Here we have Macaulay in all his strength and all his limitations. The passage contains in the main a solid truth—a truth which was very little accepted in England in the year 1840—a truth of vast import and very needful to assert. And this truth is clothed in such pomp of illustration, and is hammered into the mind with such accumulated blows; it is so clear, so hard, so coruscating with images, that it is impossible to escape its effect. The paragraph is one never to be forgotten, and not easy to be refuted or qualified. No intelligent tiro in history can read that page without being set a-thinking, without feeling that he has a formidable problem to solve. Tens of thousands of young minds must have had that deeply-coloured picture of Rome visibly before them in many a Protestant home in England and in America. Now, all this is a very great merit. To have posed a great historical problem, at a time when it was very faintly grasped, and to have sent it ringing across the English-speaking world in such a form that he who runs may read—nay, he who rides, he who sails, he who watches sheep or stock must read—this is a real and signal service conferred on literature and on thought. Compare this solid sense with Carlyle's ribaldry about "the three-hatted Papa," "pig's wash," "servants of the Devil," "this accursed nightmare," and the rest of his execrations—and we see the difference between the sane judgment of the man of the world and the prejudices of intolerant fanaticism.

TASK BRIEF | In the passage about Macaulay, in what year was the truth he asserted very little accepted in England? The listing that comes next is separate material and has no connection to the passage about Macaulay.

DATA LISTING |
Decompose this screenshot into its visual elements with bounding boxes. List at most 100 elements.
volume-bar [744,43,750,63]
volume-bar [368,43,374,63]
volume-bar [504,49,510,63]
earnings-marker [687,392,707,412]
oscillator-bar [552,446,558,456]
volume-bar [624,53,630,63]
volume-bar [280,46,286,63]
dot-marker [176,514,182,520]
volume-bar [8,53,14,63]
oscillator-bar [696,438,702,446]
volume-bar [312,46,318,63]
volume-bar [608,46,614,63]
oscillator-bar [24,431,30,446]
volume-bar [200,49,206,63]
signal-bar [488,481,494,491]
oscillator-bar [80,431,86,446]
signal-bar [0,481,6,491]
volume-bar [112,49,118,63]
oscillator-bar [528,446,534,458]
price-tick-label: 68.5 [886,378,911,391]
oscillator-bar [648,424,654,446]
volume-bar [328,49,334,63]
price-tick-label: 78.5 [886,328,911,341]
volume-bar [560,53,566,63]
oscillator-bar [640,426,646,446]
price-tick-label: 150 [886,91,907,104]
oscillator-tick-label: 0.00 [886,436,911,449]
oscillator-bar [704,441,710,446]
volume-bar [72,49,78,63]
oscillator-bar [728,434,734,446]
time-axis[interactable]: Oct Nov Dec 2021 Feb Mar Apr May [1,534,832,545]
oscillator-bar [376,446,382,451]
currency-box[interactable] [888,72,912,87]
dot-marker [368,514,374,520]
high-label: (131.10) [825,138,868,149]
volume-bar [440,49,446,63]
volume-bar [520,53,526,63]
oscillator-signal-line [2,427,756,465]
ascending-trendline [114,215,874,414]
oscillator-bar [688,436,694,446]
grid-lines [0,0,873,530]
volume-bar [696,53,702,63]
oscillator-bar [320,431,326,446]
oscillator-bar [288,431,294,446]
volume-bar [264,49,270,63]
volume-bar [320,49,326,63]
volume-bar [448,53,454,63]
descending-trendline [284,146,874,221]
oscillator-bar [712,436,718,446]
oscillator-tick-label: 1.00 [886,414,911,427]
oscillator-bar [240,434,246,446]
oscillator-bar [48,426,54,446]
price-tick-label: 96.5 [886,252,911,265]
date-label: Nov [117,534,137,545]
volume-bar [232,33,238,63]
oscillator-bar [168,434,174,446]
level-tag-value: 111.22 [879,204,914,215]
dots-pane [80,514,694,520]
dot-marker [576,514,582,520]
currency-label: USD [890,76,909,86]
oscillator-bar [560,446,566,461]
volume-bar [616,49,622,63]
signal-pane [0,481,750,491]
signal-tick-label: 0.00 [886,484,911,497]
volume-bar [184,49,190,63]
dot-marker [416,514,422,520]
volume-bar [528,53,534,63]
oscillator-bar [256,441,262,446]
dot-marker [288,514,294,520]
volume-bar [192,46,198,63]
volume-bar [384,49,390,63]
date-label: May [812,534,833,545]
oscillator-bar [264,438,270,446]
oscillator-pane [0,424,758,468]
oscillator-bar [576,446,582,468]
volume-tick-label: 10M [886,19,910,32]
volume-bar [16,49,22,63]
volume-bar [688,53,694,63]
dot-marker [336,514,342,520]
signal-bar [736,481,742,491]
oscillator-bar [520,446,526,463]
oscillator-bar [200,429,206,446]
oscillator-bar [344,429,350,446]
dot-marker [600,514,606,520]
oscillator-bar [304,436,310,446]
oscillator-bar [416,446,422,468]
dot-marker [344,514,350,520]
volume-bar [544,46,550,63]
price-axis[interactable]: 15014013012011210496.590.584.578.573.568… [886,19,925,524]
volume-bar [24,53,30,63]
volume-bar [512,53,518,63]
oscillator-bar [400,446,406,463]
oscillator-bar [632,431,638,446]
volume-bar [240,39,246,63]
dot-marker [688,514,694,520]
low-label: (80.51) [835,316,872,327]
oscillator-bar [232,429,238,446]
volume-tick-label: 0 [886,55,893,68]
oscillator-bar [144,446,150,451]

TASK RESULT | 1840